**WHAT THE TASK ASKS**.
In the entries below, identify every line with the string "left" and copy it.

**DATASET ROWS**.
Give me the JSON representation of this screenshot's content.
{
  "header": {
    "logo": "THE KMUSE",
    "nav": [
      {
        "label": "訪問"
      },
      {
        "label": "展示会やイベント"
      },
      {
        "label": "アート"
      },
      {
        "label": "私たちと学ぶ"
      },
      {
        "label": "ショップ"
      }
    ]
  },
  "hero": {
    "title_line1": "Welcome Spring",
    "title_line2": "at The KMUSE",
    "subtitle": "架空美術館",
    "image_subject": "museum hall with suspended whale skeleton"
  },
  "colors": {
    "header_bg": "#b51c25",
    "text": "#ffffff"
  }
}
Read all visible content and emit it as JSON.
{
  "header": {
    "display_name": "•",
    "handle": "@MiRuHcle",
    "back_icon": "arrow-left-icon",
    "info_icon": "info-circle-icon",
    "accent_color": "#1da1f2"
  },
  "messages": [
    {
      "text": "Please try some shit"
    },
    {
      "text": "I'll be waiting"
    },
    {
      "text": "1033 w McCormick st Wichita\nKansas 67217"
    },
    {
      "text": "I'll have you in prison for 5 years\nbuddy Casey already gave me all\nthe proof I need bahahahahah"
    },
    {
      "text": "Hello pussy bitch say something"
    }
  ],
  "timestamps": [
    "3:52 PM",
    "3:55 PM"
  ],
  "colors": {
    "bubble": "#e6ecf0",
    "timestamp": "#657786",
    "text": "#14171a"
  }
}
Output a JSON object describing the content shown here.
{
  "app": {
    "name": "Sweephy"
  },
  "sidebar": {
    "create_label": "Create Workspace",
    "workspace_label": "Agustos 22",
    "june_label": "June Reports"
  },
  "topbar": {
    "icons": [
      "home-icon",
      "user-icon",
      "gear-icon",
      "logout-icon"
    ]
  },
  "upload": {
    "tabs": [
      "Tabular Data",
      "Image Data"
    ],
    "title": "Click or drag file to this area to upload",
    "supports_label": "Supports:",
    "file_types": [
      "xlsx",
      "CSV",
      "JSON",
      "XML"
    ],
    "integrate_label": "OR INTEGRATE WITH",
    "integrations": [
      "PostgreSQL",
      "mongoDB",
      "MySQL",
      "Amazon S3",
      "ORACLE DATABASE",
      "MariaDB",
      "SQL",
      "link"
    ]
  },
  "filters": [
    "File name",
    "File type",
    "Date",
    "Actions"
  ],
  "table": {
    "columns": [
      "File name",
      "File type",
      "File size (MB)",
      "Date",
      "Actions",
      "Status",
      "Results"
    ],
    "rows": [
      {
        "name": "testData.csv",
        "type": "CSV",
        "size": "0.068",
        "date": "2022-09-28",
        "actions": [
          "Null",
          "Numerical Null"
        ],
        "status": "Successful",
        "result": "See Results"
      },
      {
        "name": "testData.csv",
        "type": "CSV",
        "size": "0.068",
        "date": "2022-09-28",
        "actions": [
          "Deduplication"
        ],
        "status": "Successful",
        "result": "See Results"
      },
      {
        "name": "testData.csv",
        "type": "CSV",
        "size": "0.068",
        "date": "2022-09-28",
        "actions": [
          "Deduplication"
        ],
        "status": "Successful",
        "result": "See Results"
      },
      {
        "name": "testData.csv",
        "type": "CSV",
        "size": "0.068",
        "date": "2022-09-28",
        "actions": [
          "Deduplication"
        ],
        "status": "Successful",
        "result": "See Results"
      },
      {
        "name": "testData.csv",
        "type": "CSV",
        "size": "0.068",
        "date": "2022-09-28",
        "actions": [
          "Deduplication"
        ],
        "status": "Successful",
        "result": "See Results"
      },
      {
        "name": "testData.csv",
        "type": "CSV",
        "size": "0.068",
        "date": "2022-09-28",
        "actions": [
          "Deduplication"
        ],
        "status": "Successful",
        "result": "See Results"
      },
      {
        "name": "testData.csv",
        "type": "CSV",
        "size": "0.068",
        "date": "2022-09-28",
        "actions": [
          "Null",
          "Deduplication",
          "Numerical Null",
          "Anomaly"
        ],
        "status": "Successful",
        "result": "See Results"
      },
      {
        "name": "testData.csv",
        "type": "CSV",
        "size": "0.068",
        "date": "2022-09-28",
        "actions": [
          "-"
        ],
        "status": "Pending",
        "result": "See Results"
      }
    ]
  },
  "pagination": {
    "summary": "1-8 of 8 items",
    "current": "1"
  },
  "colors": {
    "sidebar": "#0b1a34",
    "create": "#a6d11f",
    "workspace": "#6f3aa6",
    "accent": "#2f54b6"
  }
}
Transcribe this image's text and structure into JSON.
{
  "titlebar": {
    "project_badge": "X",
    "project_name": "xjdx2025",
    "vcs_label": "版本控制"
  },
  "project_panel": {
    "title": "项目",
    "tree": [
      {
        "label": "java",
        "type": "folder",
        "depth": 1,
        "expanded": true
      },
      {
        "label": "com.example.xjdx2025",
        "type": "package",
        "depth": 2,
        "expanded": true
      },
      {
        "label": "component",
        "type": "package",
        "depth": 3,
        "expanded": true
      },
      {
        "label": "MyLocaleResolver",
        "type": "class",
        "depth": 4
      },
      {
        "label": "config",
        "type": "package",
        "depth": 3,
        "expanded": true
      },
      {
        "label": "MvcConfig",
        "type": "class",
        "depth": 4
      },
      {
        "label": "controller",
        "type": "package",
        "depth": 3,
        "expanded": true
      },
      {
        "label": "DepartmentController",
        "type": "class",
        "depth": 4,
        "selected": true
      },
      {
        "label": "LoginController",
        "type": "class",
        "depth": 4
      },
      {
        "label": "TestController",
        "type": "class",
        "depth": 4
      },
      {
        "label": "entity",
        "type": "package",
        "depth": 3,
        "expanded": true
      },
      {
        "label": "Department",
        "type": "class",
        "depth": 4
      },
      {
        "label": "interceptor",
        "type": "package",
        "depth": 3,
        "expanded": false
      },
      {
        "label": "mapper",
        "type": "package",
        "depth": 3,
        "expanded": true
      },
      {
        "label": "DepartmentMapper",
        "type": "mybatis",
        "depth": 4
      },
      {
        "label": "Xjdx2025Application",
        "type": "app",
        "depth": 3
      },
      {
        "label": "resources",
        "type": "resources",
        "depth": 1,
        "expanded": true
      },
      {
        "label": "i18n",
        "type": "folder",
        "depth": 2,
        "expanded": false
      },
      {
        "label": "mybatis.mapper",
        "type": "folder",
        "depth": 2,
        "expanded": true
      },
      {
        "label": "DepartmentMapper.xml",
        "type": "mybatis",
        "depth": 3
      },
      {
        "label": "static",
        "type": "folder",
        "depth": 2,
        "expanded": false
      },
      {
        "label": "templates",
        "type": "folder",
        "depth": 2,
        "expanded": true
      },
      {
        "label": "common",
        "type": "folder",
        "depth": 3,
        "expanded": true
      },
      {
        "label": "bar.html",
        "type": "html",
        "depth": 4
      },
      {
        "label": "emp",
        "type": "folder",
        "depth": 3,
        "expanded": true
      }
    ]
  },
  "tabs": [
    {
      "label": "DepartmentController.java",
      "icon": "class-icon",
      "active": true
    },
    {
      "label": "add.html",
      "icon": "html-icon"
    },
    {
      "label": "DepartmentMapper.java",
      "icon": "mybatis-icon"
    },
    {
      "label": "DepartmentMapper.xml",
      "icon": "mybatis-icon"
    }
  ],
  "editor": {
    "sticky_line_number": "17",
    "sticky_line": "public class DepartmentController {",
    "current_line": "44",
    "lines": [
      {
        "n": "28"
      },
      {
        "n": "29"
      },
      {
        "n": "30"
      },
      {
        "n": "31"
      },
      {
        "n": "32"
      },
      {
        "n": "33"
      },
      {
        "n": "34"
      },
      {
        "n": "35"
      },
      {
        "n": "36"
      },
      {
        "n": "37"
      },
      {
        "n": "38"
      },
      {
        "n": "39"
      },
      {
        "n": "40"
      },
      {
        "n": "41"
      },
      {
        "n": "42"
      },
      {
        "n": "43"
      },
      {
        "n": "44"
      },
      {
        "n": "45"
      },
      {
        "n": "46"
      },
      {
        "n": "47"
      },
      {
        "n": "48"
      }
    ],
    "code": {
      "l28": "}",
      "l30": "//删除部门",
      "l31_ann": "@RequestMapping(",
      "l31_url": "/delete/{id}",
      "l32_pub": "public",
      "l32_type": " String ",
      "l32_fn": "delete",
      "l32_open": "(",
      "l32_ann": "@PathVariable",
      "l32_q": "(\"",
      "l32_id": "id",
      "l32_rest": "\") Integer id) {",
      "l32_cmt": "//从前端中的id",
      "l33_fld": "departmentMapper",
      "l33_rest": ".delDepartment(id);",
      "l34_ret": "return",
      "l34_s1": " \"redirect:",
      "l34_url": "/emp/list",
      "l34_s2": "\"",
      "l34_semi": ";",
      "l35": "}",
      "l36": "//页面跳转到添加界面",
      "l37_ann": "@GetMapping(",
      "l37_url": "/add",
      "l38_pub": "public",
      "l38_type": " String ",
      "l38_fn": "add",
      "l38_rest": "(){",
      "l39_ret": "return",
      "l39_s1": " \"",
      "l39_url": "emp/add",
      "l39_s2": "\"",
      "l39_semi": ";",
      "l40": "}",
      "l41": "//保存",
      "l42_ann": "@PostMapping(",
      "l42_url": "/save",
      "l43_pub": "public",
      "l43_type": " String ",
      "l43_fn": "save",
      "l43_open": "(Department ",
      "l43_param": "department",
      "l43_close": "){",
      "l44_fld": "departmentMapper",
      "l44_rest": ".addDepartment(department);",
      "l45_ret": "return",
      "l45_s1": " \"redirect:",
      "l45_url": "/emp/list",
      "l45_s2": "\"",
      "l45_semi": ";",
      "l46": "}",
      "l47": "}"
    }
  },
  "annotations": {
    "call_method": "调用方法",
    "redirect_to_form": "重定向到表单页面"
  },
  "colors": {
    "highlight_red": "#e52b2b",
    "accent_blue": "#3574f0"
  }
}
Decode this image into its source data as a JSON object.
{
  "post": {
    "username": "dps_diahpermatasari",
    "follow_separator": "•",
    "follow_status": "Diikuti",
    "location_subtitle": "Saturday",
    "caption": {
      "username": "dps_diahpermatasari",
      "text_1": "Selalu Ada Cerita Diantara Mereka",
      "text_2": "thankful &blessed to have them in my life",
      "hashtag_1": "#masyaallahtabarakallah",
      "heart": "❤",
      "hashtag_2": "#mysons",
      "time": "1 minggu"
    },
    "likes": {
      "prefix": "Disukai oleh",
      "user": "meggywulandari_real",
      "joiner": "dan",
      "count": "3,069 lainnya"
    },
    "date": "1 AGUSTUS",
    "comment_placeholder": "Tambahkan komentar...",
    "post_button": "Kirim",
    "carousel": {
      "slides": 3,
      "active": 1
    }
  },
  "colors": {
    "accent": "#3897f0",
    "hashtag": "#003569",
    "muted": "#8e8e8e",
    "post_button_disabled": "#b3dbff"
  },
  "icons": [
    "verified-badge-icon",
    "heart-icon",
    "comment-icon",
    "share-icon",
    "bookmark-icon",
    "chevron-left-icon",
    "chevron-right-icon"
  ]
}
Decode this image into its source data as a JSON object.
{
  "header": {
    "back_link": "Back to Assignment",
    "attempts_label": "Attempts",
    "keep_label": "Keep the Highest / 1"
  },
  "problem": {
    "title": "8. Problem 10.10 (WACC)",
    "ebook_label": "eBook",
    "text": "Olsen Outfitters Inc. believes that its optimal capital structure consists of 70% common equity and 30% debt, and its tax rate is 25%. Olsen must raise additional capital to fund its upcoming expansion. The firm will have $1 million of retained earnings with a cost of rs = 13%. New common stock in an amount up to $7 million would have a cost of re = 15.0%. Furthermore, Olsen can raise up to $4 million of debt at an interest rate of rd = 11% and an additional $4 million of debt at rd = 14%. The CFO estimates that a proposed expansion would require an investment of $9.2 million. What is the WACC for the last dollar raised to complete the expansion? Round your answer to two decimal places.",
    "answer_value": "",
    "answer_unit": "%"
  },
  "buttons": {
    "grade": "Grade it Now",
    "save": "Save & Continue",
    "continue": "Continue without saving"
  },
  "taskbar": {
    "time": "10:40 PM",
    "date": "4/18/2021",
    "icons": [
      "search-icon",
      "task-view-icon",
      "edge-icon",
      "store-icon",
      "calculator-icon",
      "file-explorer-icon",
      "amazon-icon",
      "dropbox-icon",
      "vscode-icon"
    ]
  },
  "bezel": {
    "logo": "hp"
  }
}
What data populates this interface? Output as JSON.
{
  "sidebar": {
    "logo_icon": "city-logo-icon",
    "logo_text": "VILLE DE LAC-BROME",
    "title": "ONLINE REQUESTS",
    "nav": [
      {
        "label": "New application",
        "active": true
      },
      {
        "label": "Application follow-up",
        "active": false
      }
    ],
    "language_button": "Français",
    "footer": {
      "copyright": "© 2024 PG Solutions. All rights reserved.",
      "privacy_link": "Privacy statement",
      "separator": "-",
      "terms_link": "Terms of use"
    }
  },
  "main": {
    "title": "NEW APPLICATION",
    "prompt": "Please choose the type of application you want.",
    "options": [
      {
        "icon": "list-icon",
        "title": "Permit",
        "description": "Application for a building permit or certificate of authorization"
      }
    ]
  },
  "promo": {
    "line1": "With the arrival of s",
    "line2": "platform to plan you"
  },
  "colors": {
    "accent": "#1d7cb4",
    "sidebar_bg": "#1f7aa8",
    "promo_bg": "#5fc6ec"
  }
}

**CORRECT ANSWER**.
    "back_icon": "arrow-left-icon",
    "chevron-left-icon",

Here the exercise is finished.